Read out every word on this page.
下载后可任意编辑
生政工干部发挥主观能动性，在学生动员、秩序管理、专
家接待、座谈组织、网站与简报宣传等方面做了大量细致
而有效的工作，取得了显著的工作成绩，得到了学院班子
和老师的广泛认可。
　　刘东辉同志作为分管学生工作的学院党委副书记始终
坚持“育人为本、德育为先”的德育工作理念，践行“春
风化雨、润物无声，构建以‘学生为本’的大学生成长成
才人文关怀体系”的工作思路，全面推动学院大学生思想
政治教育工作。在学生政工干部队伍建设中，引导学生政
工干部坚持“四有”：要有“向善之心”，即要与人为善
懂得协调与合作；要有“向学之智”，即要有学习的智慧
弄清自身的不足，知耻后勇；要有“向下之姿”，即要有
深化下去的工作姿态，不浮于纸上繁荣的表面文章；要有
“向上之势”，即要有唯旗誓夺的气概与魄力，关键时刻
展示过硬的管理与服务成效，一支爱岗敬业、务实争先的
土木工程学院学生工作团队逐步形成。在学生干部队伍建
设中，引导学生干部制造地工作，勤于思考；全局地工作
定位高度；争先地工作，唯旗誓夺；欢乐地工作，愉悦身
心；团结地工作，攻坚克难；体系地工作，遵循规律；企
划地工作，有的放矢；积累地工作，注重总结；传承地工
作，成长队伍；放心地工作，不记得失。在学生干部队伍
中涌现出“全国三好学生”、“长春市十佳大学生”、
########
- [PROBLEM DETAILS] Write out every record shown above, word for word.

- [EXERCISE SOLUTION]
Read out every word on this page.
下载后可任意编辑
生政工干部发挥主观能动性，在学生动员、秩序管理、专
家接待、座谈组织、网站与简报宣传等方面做了大量细致
而有效的工作，取得了显著的工作成绩，得到了学院班子
和老师的广泛认可。
　　刘东辉同志作为分管学生工作的学院党委副书记始终
坚持“育人为本、德育为先”的德育工作理念，践行“春
风化雨、润物无声，构建以‘学生为本’的大学生成长成
才人文关怀体系”的工作思路，全面推动学院大学生思想
政治教育工作。在学生政工干部队伍建设中，引导学生政
工干部坚持“四有”：要有“向善之心”，即要与人为善
懂得协调与合作；要有“向学之智”，即要有学习的智慧
弄清自身的不足，知耻后勇；要有“向下之姿”，即要有
深化下去的工作姿态，不浮于纸上繁荣的表面文章；要有
“向上之势”，即要有唯旗誓夺的气概与魄力，关键时刻
展示过硬的管理与服务成效，一支爱岗敬业、务实争先的
土木工程学院学生工作团队逐步形成。在学生干部队伍建
设中，引导学生干部制造地工作，勤于思考；全局地工作
定位高度；争先地工作，唯旗誓夺；欢乐地工作，愉悦身
心；团结地工作，攻坚克难；体系地工作，遵循规律；企
划地工作，有的放矢；积累地工作，注重总结；传承地工
作，成长队伍；放心地工作，不记得失。在学生干部队伍
中涌现出“全国三好学生”、“长春市十佳大学生”、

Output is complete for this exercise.